-- EXTRACTED INFORMATION --
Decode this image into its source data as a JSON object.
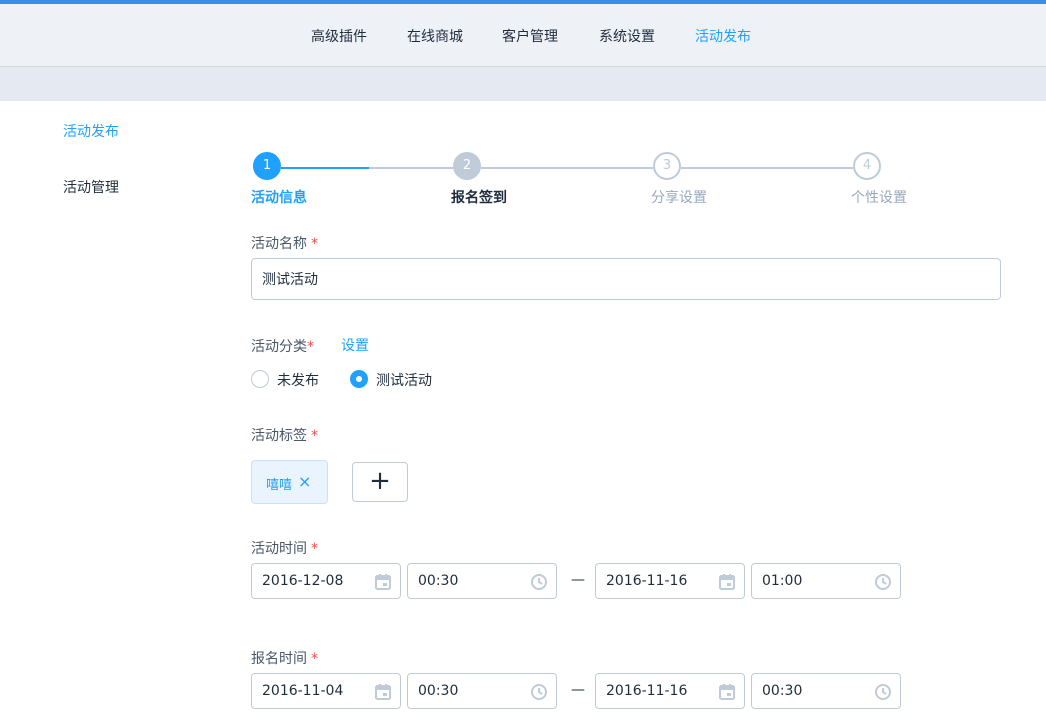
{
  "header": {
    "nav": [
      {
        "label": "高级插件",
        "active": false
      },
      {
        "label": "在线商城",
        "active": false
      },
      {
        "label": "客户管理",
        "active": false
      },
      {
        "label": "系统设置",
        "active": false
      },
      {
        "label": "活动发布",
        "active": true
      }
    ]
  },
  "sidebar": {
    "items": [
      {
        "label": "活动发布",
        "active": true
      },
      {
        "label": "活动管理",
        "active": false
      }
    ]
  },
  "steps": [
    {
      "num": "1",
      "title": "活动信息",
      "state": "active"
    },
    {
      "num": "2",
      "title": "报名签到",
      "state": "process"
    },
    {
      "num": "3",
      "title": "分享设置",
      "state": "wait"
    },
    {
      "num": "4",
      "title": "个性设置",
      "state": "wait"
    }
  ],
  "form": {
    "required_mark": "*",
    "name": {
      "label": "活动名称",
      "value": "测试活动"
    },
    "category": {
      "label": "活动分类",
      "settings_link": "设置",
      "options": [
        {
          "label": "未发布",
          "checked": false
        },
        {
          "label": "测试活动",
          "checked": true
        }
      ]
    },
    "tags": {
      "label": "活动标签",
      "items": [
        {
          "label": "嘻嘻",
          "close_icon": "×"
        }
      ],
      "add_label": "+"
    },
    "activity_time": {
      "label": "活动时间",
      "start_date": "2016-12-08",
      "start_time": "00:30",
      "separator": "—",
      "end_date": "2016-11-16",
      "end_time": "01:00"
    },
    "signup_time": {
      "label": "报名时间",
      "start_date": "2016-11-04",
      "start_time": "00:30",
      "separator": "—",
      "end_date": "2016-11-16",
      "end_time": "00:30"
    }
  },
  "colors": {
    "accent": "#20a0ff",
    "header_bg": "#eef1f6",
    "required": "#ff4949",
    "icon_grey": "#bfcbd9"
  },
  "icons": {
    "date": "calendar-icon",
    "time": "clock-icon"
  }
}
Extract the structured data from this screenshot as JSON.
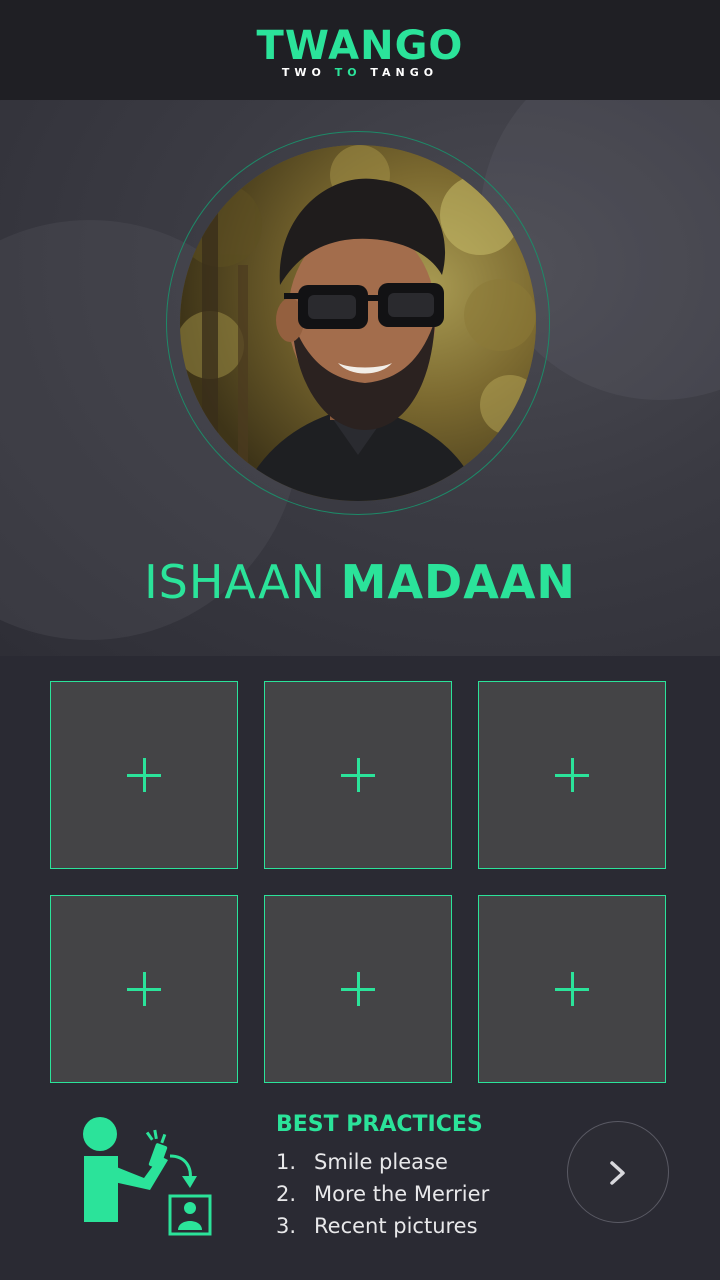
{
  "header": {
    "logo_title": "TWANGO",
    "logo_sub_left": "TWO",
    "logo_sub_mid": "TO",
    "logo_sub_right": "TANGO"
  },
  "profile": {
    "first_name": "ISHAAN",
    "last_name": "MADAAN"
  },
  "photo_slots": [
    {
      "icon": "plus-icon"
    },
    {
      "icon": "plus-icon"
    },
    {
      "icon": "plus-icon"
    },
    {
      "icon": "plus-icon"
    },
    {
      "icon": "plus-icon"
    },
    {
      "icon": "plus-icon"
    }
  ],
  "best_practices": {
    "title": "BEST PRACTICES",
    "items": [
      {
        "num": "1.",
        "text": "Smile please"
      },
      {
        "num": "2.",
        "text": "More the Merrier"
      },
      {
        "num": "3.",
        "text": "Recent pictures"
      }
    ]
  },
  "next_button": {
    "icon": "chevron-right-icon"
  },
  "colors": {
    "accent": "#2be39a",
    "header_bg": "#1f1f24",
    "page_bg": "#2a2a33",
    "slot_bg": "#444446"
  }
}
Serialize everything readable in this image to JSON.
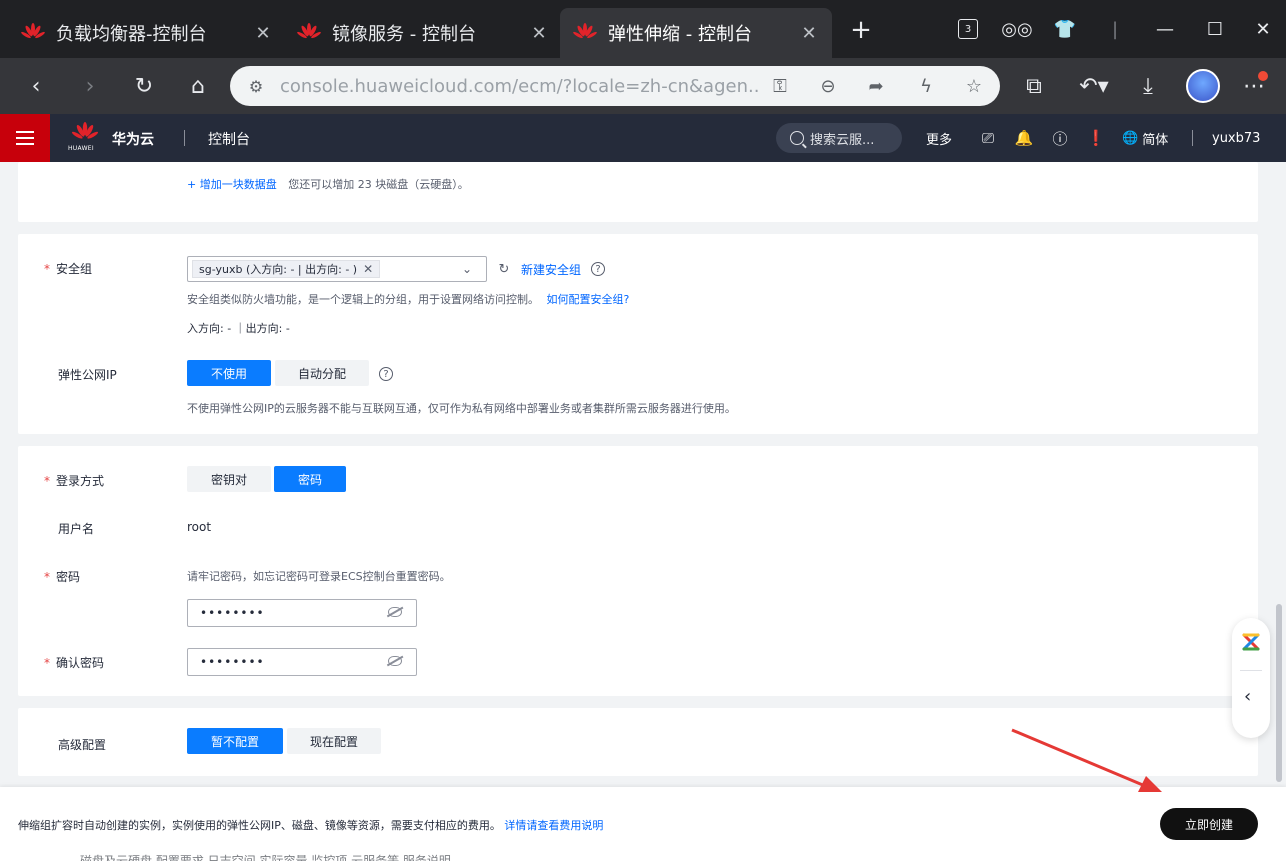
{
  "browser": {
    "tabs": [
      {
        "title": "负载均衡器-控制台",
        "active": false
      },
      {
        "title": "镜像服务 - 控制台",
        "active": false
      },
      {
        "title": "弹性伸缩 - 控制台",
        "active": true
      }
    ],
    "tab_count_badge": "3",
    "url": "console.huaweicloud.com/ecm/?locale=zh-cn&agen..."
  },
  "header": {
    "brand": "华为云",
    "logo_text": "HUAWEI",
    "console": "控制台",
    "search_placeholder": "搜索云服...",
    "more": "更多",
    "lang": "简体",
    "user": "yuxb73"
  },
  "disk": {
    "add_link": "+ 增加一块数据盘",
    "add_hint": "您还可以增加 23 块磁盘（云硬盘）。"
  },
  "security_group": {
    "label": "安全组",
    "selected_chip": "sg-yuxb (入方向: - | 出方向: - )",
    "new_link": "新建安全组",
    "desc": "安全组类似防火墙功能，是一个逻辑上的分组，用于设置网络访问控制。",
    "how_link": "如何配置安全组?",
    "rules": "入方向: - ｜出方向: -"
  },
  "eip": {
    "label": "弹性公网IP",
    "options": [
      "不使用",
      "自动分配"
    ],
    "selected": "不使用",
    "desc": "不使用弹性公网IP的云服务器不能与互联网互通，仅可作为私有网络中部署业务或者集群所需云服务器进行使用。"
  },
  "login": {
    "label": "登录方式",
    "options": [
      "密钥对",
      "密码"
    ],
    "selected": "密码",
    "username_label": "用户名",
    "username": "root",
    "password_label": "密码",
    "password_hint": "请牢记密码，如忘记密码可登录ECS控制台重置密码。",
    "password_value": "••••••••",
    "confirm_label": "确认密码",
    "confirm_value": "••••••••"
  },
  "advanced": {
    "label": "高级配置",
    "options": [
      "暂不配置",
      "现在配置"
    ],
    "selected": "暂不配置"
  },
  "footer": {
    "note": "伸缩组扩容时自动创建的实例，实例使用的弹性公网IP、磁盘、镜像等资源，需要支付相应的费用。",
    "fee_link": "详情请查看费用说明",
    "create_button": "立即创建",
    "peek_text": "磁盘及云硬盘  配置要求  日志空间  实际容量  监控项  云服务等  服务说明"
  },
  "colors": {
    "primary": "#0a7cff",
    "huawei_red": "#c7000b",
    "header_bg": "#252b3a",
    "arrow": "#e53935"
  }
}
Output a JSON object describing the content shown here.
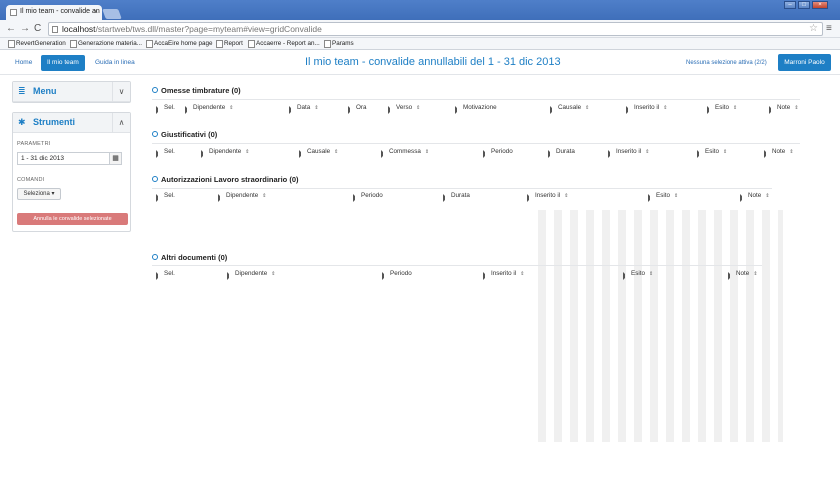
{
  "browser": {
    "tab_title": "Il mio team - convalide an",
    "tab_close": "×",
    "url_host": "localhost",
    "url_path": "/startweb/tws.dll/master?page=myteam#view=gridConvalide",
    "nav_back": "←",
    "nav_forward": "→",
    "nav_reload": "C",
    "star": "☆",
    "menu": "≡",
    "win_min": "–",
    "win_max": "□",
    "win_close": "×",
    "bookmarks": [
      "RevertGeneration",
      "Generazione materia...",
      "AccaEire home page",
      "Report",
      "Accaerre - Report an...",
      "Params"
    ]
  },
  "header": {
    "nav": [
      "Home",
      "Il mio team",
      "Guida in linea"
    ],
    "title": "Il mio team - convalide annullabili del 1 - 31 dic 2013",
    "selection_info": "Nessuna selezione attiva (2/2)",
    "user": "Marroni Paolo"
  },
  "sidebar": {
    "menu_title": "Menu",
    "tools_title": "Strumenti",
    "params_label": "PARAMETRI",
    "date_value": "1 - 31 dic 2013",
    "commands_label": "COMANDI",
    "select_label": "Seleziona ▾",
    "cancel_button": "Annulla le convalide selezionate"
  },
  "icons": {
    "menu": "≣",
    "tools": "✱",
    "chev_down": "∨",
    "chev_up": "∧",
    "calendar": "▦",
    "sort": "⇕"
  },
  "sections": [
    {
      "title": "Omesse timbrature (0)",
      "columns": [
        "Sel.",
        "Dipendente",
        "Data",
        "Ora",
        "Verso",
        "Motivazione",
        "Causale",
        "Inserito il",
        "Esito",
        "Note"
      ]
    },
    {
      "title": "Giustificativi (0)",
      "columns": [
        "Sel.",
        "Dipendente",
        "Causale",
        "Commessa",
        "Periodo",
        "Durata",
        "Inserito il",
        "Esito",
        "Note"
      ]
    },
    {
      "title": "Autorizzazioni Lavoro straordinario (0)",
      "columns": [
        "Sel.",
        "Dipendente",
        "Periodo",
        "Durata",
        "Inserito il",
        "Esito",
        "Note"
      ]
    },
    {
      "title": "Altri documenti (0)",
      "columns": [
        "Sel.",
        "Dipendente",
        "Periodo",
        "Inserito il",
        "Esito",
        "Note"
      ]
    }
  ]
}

-- SET EXERCISE --
Would you mind returning each entry above word for word, skipping the images?

-- THE COMPLETED TASK --
Decode this image into its source data as a JSON object.
{
  "header": {
    "nav": [
      {
        "label": "高级插件",
        "active": false
      },
      {
        "label": "在线商城",
        "active": false
      },
      {
        "label": "客户管理",
        "active": false
      },
      {
        "label": "系统设置",
        "active": false
      },
      {
        "label": "活动发布",
        "active": true
      }
    ]
  },
  "sidebar": {
    "items": [
      {
        "label": "活动发布",
        "active": true
      },
      {
        "label": "活动管理",
        "active": false
      }
    ]
  },
  "steps": [
    {
      "num": "1",
      "title": "活动信息",
      "state": "active"
    },
    {
      "num": "2",
      "title": "报名签到",
      "state": "process"
    },
    {
      "num": "3",
      "title": "分享设置",
      "state": "wait"
    },
    {
      "num": "4",
      "title": "个性设置",
      "state": "wait"
    }
  ],
  "form": {
    "required_mark": "*",
    "name": {
      "label": "活动名称",
      "value": "测试活动"
    },
    "category": {
      "label": "活动分类",
      "settings_link": "设置",
      "options": [
        {
          "label": "未发布",
          "checked": false
        },
        {
          "label": "测试活动",
          "checked": true
        }
      ]
    },
    "tags": {
      "label": "活动标签",
      "items": [
        {
          "label": "嘻嘻",
          "close_icon": "×"
        }
      ],
      "add_label": "+"
    },
    "activity_time": {
      "label": "活动时间",
      "start_date": "2016-12-08",
      "start_time": "00:30",
      "separator": "—",
      "end_date": "2016-11-16",
      "end_time": "01:00"
    },
    "signup_time": {
      "label": "报名时间",
      "start_date": "2016-11-04",
      "start_time": "00:30",
      "separator": "—",
      "end_date": "2016-11-16",
      "end_time": "00:30"
    }
  },
  "colors": {
    "accent": "#20a0ff",
    "header_bg": "#eef1f6",
    "required": "#ff4949",
    "icon_grey": "#bfcbd9"
  },
  "icons": {
    "date": "calendar-icon",
    "time": "clock-icon"
  }
}
Extract the structured data from this screenshot as JSON.
{
  "header": {
    "logo_title": "TWANGO",
    "logo_sub_left": "TWO",
    "logo_sub_mid": "TO",
    "logo_sub_right": "TANGO"
  },
  "profile": {
    "first_name": "ISHAAN",
    "last_name": "MADAAN"
  },
  "photo_slots": [
    {
      "icon": "plus-icon"
    },
    {
      "icon": "plus-icon"
    },
    {
      "icon": "plus-icon"
    },
    {
      "icon": "plus-icon"
    },
    {
      "icon": "plus-icon"
    },
    {
      "icon": "plus-icon"
    }
  ],
  "best_practices": {
    "title": "BEST PRACTICES",
    "items": [
      {
        "num": "1.",
        "text": "Smile please"
      },
      {
        "num": "2.",
        "text": "More the Merrier"
      },
      {
        "num": "3.",
        "text": "Recent pictures"
      }
    ]
  },
  "next_button": {
    "icon": "chevron-right-icon"
  },
  "colors": {
    "accent": "#2be39a",
    "header_bg": "#1f1f24",
    "page_bg": "#2a2a33",
    "slot_bg": "#444446"
  }
}
Serialize everything readable in this image to JSON.
{
  "browser": {
    "tabs": [
      {
        "title": "负载均衡器-控制台",
        "active": false
      },
      {
        "title": "镜像服务 - 控制台",
        "active": false
      },
      {
        "title": "弹性伸缩 - 控制台",
        "active": true
      }
    ],
    "tab_count_badge": "3",
    "url": "console.huaweicloud.com/ecm/?locale=zh-cn&agen..."
  },
  "header": {
    "brand": "华为云",
    "logo_text": "HUAWEI",
    "console": "控制台",
    "search_placeholder": "搜索云服...",
    "more": "更多",
    "lang": "简体",
    "user": "yuxb73"
  },
  "disk": {
    "add_link": "+ 增加一块数据盘",
    "add_hint": "您还可以增加 23 块磁盘（云硬盘）。"
  },
  "security_group": {
    "label": "安全组",
    "selected_chip": "sg-yuxb (入方向: - | 出方向: - )",
    "new_link": "新建安全组",
    "desc": "安全组类似防火墙功能，是一个逻辑上的分组，用于设置网络访问控制。",
    "how_link": "如何配置安全组?",
    "rules": "入方向: - ｜出方向: -"
  },
  "eip": {
    "label": "弹性公网IP",
    "options": [
      "不使用",
      "自动分配"
    ],
    "selected": "不使用",
    "desc": "不使用弹性公网IP的云服务器不能与互联网互通，仅可作为私有网络中部署业务或者集群所需云服务器进行使用。"
  },
  "login": {
    "label": "登录方式",
    "options": [
      "密钥对",
      "密码"
    ],
    "selected": "密码",
    "username_label": "用户名",
    "username": "root",
    "password_label": "密码",
    "password_hint": "请牢记密码，如忘记密码可登录ECS控制台重置密码。",
    "password_value": "••••••••",
    "confirm_label": "确认密码",
    "confirm_value": "••••••••"
  },
  "advanced": {
    "label": "高级配置",
    "options": [
      "暂不配置",
      "现在配置"
    ],
    "selected": "暂不配置"
  },
  "footer": {
    "note": "伸缩组扩容时自动创建的实例，实例使用的弹性公网IP、磁盘、镜像等资源，需要支付相应的费用。",
    "fee_link": "详情请查看费用说明",
    "create_button": "立即创建",
    "peek_text": "磁盘及云硬盘  配置要求  日志空间  实际容量  监控项  云服务等  服务说明"
  },
  "colors": {
    "primary": "#0a7cff",
    "huawei_red": "#c7000b",
    "header_bg": "#252b3a",
    "arrow": "#e53935"
  }
}
Output a JSON object describing the content shown here.
{
  "browser": {
    "tab_title": "Il mio team - convalide an",
    "tab_close": "×",
    "url_host": "localhost",
    "url_path": "/startweb/tws.dll/master?page=myteam#view=gridConvalide",
    "nav_back": "←",
    "nav_forward": "→",
    "nav_reload": "C",
    "star": "☆",
    "menu": "≡",
    "win_min": "–",
    "win_max": "□",
    "win_close": "×",
    "bookmarks": [
      "RevertGeneration",
      "Generazione materia...",
      "AccaEire home page",
      "Report",
      "Accaerre - Report an...",
      "Params"
    ]
  },
  "header": {
    "nav": [
      "Home",
      "Il mio team",
      "Guida in linea"
    ],
    "title": "Il mio team - convalide annullabili del 1 - 31 dic 2013",
    "selection_info": "Nessuna selezione attiva (2/2)",
    "user": "Marroni Paolo"
  },
  "sidebar": {
    "menu_title": "Menu",
    "tools_title": "Strumenti",
    "params_label": "PARAMETRI",
    "date_value": "1 - 31 dic 2013",
    "commands_label": "COMANDI",
    "select_label": "Seleziona ▾",
    "cancel_button": "Annulla le convalide selezionate"
  },
  "icons": {
    "menu": "≣",
    "tools": "✱",
    "chev_down": "∨",
    "chev_up": "∧",
    "calendar": "▦",
    "sort": "⇕"
  },
  "sections": [
    {
      "title": "Omesse timbrature (0)",
      "columns": [
        "Sel.",
        "Dipendente",
        "Data",
        "Ora",
        "Verso",
        "Motivazione",
        "Causale",
        "Inserito il",
        "Esito",
        "Note"
      ]
    },
    {
      "title": "Giustificativi (0)",
      "columns": [
        "Sel.",
        "Dipendente",
        "Causale",
        "Commessa",
        "Periodo",
        "Durata",
        "Inserito il",
        "Esito",
        "Note"
      ]
    },
    {
      "title": "Autorizzazioni Lavoro straordinario (0)",
      "columns": [
        "Sel.",
        "Dipendente",
        "Periodo",
        "Durata",
        "Inserito il",
        "Esito",
        "Note"
      ]
    },
    {
      "title": "Altri documenti (0)",
      "columns": [
        "Sel.",
        "Dipendente",
        "Periodo",
        "Inserito il",
        "Esito",
        "Note"
      ]
    }
  ]
}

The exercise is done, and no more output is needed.